## WHAT TO PRODUCE
A faithful transcription of all the data is required.

## RECORDS SUPPLIED
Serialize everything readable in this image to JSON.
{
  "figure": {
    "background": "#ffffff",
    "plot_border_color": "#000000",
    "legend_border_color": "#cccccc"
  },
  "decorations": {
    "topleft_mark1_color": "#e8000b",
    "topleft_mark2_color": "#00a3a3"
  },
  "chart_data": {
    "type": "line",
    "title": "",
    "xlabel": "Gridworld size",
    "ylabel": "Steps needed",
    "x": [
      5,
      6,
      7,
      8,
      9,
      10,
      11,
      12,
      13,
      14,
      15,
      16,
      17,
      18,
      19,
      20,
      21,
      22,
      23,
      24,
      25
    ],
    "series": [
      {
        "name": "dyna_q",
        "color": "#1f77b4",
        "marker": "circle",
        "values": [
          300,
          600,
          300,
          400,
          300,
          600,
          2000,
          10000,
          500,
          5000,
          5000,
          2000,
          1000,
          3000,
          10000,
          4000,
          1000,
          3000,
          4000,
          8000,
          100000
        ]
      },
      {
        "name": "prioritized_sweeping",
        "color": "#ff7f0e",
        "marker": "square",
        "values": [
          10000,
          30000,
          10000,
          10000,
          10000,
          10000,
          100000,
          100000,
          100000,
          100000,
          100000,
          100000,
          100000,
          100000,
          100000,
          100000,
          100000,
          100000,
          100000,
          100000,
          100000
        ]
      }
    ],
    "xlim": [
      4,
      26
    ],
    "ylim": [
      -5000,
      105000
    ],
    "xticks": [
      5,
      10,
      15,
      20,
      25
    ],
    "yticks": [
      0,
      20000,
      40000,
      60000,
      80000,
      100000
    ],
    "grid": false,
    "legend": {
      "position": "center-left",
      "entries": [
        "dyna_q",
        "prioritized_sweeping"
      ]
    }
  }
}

## FINISHED TASK
Serialize everything readable in this image to JSON.
{
  "figure": {
    "background": "#ffffff",
    "plot_border_color": "#000000",
    "legend_border_color": "#cccccc"
  },
  "decorations": {
    "topleft_mark1_color": "#e8000b",
    "topleft_mark2_color": "#00a3a3"
  },
  "chart_data": {
    "type": "line",
    "title": "",
    "xlabel": "Gridworld size",
    "ylabel": "Steps needed",
    "x": [
      5,
      6,
      7,
      8,
      9,
      10,
      11,
      12,
      13,
      14,
      15,
      16,
      17,
      18,
      19,
      20,
      21,
      22,
      23,
      24,
      25
    ],
    "series": [
      {
        "name": "dyna_q",
        "color": "#1f77b4",
        "marker": "circle",
        "values": [
          300,
          600,
          300,
          400,
          300,
          600,
          2000,
          10000,
          500,
          5000,
          5000,
          2000,
          1000,
          3000,
          10000,
          4000,
          1000,
          3000,
          4000,
          8000,
          100000
        ]
      },
      {
        "name": "prioritized_sweeping",
        "color": "#ff7f0e",
        "marker": "square",
        "values": [
          10000,
          30000,
          10000,
          10000,
          10000,
          10000,
          100000,
          100000,
          100000,
          100000,
          100000,
          100000,
          100000,
          100000,
          100000,
          100000,
          100000,
          100000,
          100000,
          100000,
          100000
        ]
      }
    ],
    "xlim": [
      4,
      26
    ],
    "ylim": [
      -5000,
      105000
    ],
    "xticks": [
      5,
      10,
      15,
      20,
      25
    ],
    "yticks": [
      0,
      20000,
      40000,
      60000,
      80000,
      100000
    ],
    "grid": false,
    "legend": {
      "position": "center-left",
      "entries": [
        "dyna_q",
        "prioritized_sweeping"
      ]
    }
  }
}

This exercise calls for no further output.